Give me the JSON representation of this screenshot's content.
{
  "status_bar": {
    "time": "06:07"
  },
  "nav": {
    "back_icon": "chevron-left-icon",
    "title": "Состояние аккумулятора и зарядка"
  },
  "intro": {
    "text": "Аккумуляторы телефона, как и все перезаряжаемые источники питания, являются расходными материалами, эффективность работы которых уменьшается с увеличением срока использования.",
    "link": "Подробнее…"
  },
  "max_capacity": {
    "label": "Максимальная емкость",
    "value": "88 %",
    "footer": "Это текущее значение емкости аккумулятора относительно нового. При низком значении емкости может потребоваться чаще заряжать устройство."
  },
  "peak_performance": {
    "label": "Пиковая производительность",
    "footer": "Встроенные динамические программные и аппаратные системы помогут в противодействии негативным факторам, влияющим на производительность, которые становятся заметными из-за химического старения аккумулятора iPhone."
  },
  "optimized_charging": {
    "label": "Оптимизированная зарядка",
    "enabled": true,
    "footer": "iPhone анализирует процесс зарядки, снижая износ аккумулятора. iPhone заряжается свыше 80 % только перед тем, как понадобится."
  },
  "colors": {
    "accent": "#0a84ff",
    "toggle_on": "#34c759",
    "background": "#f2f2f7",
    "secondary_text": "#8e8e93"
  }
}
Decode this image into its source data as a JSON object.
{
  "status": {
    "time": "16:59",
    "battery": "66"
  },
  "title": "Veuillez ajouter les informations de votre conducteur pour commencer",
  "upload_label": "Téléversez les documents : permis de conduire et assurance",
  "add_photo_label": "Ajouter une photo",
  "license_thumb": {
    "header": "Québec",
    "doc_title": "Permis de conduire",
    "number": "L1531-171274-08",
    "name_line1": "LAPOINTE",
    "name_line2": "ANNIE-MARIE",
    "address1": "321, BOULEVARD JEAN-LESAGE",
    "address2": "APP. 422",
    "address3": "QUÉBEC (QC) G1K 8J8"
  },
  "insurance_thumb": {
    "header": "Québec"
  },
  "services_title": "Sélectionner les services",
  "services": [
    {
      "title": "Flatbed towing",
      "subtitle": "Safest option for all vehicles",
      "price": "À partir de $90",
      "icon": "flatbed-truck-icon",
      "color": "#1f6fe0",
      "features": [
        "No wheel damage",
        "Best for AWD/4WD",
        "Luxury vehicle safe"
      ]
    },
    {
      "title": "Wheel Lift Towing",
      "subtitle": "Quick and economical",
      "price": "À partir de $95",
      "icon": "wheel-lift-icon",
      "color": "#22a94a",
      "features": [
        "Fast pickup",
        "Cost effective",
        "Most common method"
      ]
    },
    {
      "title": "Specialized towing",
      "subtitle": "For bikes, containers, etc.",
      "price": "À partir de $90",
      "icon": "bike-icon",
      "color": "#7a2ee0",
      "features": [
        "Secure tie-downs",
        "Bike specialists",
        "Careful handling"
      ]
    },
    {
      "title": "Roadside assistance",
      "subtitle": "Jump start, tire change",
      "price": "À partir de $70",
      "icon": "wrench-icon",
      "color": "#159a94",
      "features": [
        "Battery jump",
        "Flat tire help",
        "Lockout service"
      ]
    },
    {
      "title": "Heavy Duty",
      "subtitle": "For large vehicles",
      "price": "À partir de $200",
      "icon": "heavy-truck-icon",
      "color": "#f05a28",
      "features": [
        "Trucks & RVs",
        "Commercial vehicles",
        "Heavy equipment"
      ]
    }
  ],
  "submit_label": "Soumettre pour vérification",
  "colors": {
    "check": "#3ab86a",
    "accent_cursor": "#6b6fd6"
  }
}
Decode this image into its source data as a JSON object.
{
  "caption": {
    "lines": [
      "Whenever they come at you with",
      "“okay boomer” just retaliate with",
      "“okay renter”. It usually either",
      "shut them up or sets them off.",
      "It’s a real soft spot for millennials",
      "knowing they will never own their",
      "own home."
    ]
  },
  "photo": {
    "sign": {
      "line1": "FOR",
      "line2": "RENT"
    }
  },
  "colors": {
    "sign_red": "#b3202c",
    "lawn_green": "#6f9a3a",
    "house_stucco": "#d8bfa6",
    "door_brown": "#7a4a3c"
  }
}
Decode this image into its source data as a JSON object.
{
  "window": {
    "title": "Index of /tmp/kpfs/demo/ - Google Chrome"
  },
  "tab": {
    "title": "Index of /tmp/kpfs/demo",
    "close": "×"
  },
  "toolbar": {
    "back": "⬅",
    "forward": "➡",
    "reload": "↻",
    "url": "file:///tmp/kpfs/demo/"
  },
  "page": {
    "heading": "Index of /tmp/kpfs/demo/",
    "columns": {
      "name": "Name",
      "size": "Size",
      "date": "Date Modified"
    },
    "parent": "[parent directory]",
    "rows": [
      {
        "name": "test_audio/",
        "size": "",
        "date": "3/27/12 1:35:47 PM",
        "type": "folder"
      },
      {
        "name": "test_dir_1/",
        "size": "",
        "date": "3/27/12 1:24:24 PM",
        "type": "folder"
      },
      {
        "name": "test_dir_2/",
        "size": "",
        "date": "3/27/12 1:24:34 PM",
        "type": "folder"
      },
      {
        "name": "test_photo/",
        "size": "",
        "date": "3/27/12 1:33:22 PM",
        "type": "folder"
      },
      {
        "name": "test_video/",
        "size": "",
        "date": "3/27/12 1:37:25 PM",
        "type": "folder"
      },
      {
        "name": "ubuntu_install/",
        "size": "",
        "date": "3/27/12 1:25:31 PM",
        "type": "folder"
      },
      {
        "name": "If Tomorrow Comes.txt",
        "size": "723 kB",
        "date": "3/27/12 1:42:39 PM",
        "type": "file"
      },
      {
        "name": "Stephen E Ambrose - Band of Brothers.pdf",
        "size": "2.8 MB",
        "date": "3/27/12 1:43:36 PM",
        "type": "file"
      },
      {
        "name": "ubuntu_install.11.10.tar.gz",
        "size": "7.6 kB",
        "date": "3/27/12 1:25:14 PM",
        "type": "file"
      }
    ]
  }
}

• _JOB_: Faithfully reproduce all of the records, character for character.

• _RESPONSE_:
Give me the JSON representation of this screenshot's content.
{
  "status_bar": {
    "time": "06:07"
  },
  "nav": {
    "back_icon": "chevron-left-icon",
    "title": "Состояние аккумулятора и зарядка"
  },
  "intro": {
    "text": "Аккумуляторы телефона, как и все перезаряжаемые источники питания, являются расходными материалами, эффективность работы которых уменьшается с увеличением срока использования.",
    "link": "Подробнее…"
  },
  "max_capacity": {
    "label": "Максимальная емкость",
    "value": "88 %",
    "footer": "Это текущее значение емкости аккумулятора относительно нового. При низком значении емкости может потребоваться чаще заряжать устройство."
  },
  "peak_performance": {
    "label": "Пиковая производительность",
    "footer": "Встроенные динамические программные и аппаратные системы помогут в противодействии негативным факторам, влияющим на производительность, которые становятся заметными из-за химического старения аккумулятора iPhone."
  },
  "optimized_charging": {
    "label": "Оптимизированная зарядка",
    "enabled": true,
    "footer": "iPhone анализирует процесс зарядки, снижая износ аккумулятора. iPhone заряжается свыше 80 % только перед тем, как понадобится."
  },
  "colors": {
    "accent": "#0a84ff",
    "toggle_on": "#34c759",
    "background": "#f2f2f7",
    "secondary_text": "#8e8e93"
  }
}
Decode this image into its source data as a JSON object.
{
  "status": {
    "time": "16:59",
    "battery": "66"
  },
  "title": "Veuillez ajouter les informations de votre conducteur pour commencer",
  "upload_label": "Téléversez les documents : permis de conduire et assurance",
  "add_photo_label": "Ajouter une photo",
  "license_thumb": {
    "header": "Québec",
    "doc_title": "Permis de conduire",
    "number": "L1531-171274-08",
    "name_line1": "LAPOINTE",
    "name_line2": "ANNIE-MARIE",
    "address1": "321, BOULEVARD JEAN-LESAGE",
    "address2": "APP. 422",
    "address3": "QUÉBEC (QC) G1K 8J8"
  },
  "insurance_thumb": {
    "header": "Québec"
  },
  "services_title": "Sélectionner les services",
  "services": [
    {
      "title": "Flatbed towing",
      "subtitle": "Safest option for all vehicles",
      "price": "À partir de $90",
      "icon": "flatbed-truck-icon",
      "color": "#1f6fe0",
      "features": [
        "No wheel damage",
        "Best for AWD/4WD",
        "Luxury vehicle safe"
      ]
    },
    {
      "title": "Wheel Lift Towing",
      "subtitle": "Quick and economical",
      "price": "À partir de $95",
      "icon": "wheel-lift-icon",
      "color": "#22a94a",
      "features": [
        "Fast pickup",
        "Cost effective",
        "Most common method"
      ]
    },
    {
      "title": "Specialized towing",
      "subtitle": "For bikes, containers, etc.",
      "price": "À partir de $90",
      "icon": "bike-icon",
      "color": "#7a2ee0",
      "features": [
        "Secure tie-downs",
        "Bike specialists",
        "Careful handling"
      ]
    },
    {
      "title": "Roadside assistance",
      "subtitle": "Jump start, tire change",
      "price": "À partir de $70",
      "icon": "wrench-icon",
      "color": "#159a94",
      "features": [
        "Battery jump",
        "Flat tire help",
        "Lockout service"
      ]
    },
    {
      "title": "Heavy Duty",
      "subtitle": "For large vehicles",
      "price": "À partir de $200",
      "icon": "heavy-truck-icon",
      "color": "#f05a28",
      "features": [
        "Trucks & RVs",
        "Commercial vehicles",
        "Heavy equipment"
      ]
    }
  ],
  "submit_label": "Soumettre pour vérification",
  "colors": {
    "check": "#3ab86a",
    "accent_cursor": "#6b6fd6"
  }
}
Decode this image into its source data as a JSON object.
{
  "caption": {
    "lines": [
      "Whenever they come at you with",
      "“okay boomer” just retaliate with",
      "“okay renter”. It usually either",
      "shut them up or sets them off.",
      "It’s a real soft spot for millennials",
      "knowing they will never own their",
      "own home."
    ]
  },
  "photo": {
    "sign": {
      "line1": "FOR",
      "line2": "RENT"
    }
  },
  "colors": {
    "sign_red": "#b3202c",
    "lawn_green": "#6f9a3a",
    "house_stucco": "#d8bfa6",
    "door_brown": "#7a4a3c"
  }
}
Decode this image into its source data as a JSON object.
{
  "window": {
    "title": "Index of /tmp/kpfs/demo/ - Google Chrome"
  },
  "tab": {
    "title": "Index of /tmp/kpfs/demo",
    "close": "×"
  },
  "toolbar": {
    "back": "⬅",
    "forward": "➡",
    "reload": "↻",
    "url": "file:///tmp/kpfs/demo/"
  },
  "page": {
    "heading": "Index of /tmp/kpfs/demo/",
    "columns": {
      "name": "Name",
      "size": "Size",
      "date": "Date Modified"
    },
    "parent": "[parent directory]",
    "rows": [
      {
        "name": "test_audio/",
        "size": "",
        "date": "3/27/12 1:35:47 PM",
        "type": "folder"
      },
      {
        "name": "test_dir_1/",
        "size": "",
        "date": "3/27/12 1:24:24 PM",
        "type": "folder"
      },
      {
        "name": "test_dir_2/",
        "size": "",
        "date": "3/27/12 1:24:34 PM",
        "type": "folder"
      },
      {
        "name": "test_photo/",
        "size": "",
        "date": "3/27/12 1:33:22 PM",
        "type": "folder"
      },
      {
        "name": "test_video/",
        "size": "",
        "date": "3/27/12 1:37:25 PM",
        "type": "folder"
      },
      {
        "name": "ubuntu_install/",
        "size": "",
        "date": "3/27/12 1:25:31 PM",
        "type": "folder"
      },
      {
        "name": "If Tomorrow Comes.txt",
        "size": "723 kB",
        "date": "3/27/12 1:42:39 PM",
        "type": "file"
      },
      {
        "name": "Stephen E Ambrose - Band of Brothers.pdf",
        "size": "2.8 MB",
        "date": "3/27/12 1:43:36 PM",
        "type": "file"
      },
      {
        "name": "ubuntu_install.11.10.tar.gz",
        "size": "7.6 kB",
        "date": "3/27/12 1:25:14 PM",
        "type": "file"
      }
    ]
  }
}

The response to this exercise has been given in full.